To be done: Once the pictures are set aside, transcribe the remaining data exactly.

--- start of Extracted records ---

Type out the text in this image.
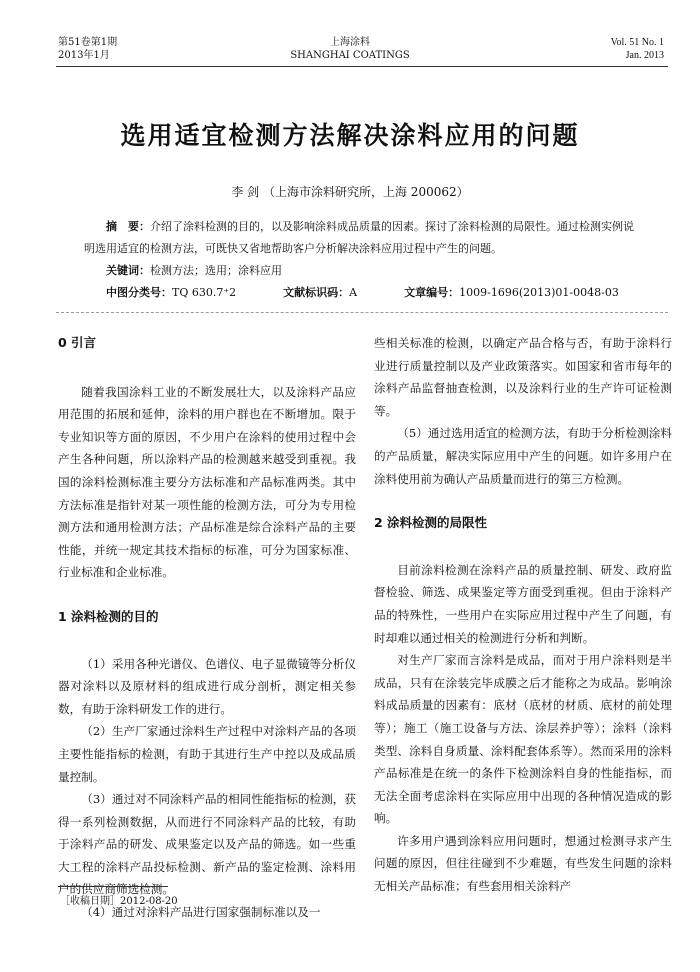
第51卷第1期
2013年1月
上海涂料
SHANGHAI COATINGS
Vol. 51 No. 1
Jan. 2013
选用适宜检测方法解决涂料应用的问题
李 剑 （上海市涂料研究所，上海 200062）

摘　要：介绍了涂料检测的目的，以及影响涂料成品质量的因素。探讨了涂料检测的局限性。通过检测实例说明选用适宜的检测方法，可既快又省地帮助客户分析解决涂料应用过程中产生的问题。

关键词：检测方法；选用；涂料应用

中图分类号：TQ 630.7⁺2	文献标识码：A	文章编号：1009-1696(2013)01-0048-03

0 引言

随着我国涂料工业的不断发展壮大，以及涂料产品应用范围的拓展和延伸，涂料的用户群也在不断增加。限于专业知识等方面的原因，不少用户在涂料的使用过程中会产生各种问题，所以涂料产品的检测越来越受到重视。我国的涂料检测标准主要分方法标准和产品标准两类。其中方法标准是指针对某一项性能的检测方法，可分为专用检测方法和通用检测方法；产品标准是综合涂料产品的主要性能，并统一规定其技术指标的标准，可分为国家标准、行业标准和企业标准。

1 涂料检测的目的

（1）采用各种光谱仪、色谱仪、电子显微镜等分析仪器对涂料以及原材料的组成进行成分剖析，测定相关参数，有助于涂料研发工作的进行。

（2）生产厂家通过涂料生产过程中对涂料产品的各项主要性能指标的检测，有助于其进行生产中控以及成品质量控制。

（3）通过对不同涂料产品的相同性能指标的检测，获得一系列检测数据，从而进行不同涂料产品的比较，有助于涂料产品的研发、成果鉴定以及产品的筛选。如一些重大工程的涂料产品投标检测、新产品的鉴定检测、涂料用户的供应商筛选检测。

（4）通过对涂料产品进行国家强制标准以及一

些相关标准的检测，以确定产品合格与否，有助于涂料行业进行质量控制以及产业政策落实。如国家和省市每年的涂料产品监督抽查检测，以及涂料行业的生产许可证检测等。

（5）通过选用适宜的检测方法，有助于分析检测涂料的产品质量，解决实际应用中产生的问题。如许多用户在涂料使用前为确认产品质量而进行的第三方检测。

2 涂料检测的局限性

目前涂料检测在涂料产品的质量控制、研发、政府监督检验、筛选、成果鉴定等方面受到重视。但由于涂料产品的特殊性，一些用户在实际应用过程中产生了问题，有时却难以通过相关的检测进行分析和判断。

对生产厂家而言涂料是成品，而对于用户涂料则是半成品，只有在涂装完毕成膜之后才能称之为成品。影响涂料成品质量的因素有：底材（底材的材质、底材的前处理等）；施工（施工设备与方法、涂层养护等）；涂料（涂料类型、涂料自身质量、涂料配套体系等）。然而采用的涂料产品标准是在统一的条件下检测涂料自身的性能指标，而无法全面考虑涂料在实际应用中出现的各种情况造成的影响。

许多用户遇到涂料应用问题时，想通过检测寻求产生问题的原因，但往往碰到不少难题，有些发生问题的涂料无相关产品标准；有些套用相关涂料产

［收稿日期］2012-08-20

--- end of Extracted records ---

Solution for this exercise:
Type out the text in this image.
第51卷第1期
2013年1月
上海涂料
SHANGHAI COATINGS
Vol. 51 No. 1
Jan. 2013
选用适宜检测方法解决涂料应用的问题
李 剑 （上海市涂料研究所，上海 200062）

摘　要：介绍了涂料检测的目的，以及影响涂料成品质量的因素。探讨了涂料检测的局限性。通过检测实例说明选用适宜的检测方法，可既快又省地帮助客户分析解决涂料应用过程中产生的问题。

关键词：检测方法；选用；涂料应用

中图分类号：TQ 630.7⁺2	文献标识码：A	文章编号：1009-1696(2013)01-0048-03

0 引言

随着我国涂料工业的不断发展壮大，以及涂料产品应用范围的拓展和延伸，涂料的用户群也在不断增加。限于专业知识等方面的原因，不少用户在涂料的使用过程中会产生各种问题，所以涂料产品的检测越来越受到重视。我国的涂料检测标准主要分方法标准和产品标准两类。其中方法标准是指针对某一项性能的检测方法，可分为专用检测方法和通用检测方法；产品标准是综合涂料产品的主要性能，并统一规定其技术指标的标准，可分为国家标准、行业标准和企业标准。

1 涂料检测的目的

（1）采用各种光谱仪、色谱仪、电子显微镜等分析仪器对涂料以及原材料的组成进行成分剖析，测定相关参数，有助于涂料研发工作的进行。

（2）生产厂家通过涂料生产过程中对涂料产品的各项主要性能指标的检测，有助于其进行生产中控以及成品质量控制。

（3）通过对不同涂料产品的相同性能指标的检测，获得一系列检测数据，从而进行不同涂料产品的比较，有助于涂料产品的研发、成果鉴定以及产品的筛选。如一些重大工程的涂料产品投标检测、新产品的鉴定检测、涂料用户的供应商筛选检测。

（4）通过对涂料产品进行国家强制标准以及一

些相关标准的检测，以确定产品合格与否，有助于涂料行业进行质量控制以及产业政策落实。如国家和省市每年的涂料产品监督抽查检测，以及涂料行业的生产许可证检测等。

（5）通过选用适宜的检测方法，有助于分析检测涂料的产品质量，解决实际应用中产生的问题。如许多用户在涂料使用前为确认产品质量而进行的第三方检测。

2 涂料检测的局限性

目前涂料检测在涂料产品的质量控制、研发、政府监督检验、筛选、成果鉴定等方面受到重视。但由于涂料产品的特殊性，一些用户在实际应用过程中产生了问题，有时却难以通过相关的检测进行分析和判断。

对生产厂家而言涂料是成品，而对于用户涂料则是半成品，只有在涂装完毕成膜之后才能称之为成品。影响涂料成品质量的因素有：底材（底材的材质、底材的前处理等）；施工（施工设备与方法、涂层养护等）；涂料（涂料类型、涂料自身质量、涂料配套体系等）。然而采用的涂料产品标准是在统一的条件下检测涂料自身的性能指标，而无法全面考虑涂料在实际应用中出现的各种情况造成的影响。

许多用户遇到涂料应用问题时，想通过检测寻求产生问题的原因，但往往碰到不少难题，有些发生问题的涂料无相关产品标准；有些套用相关涂料产

［收稿日期］2012-08-20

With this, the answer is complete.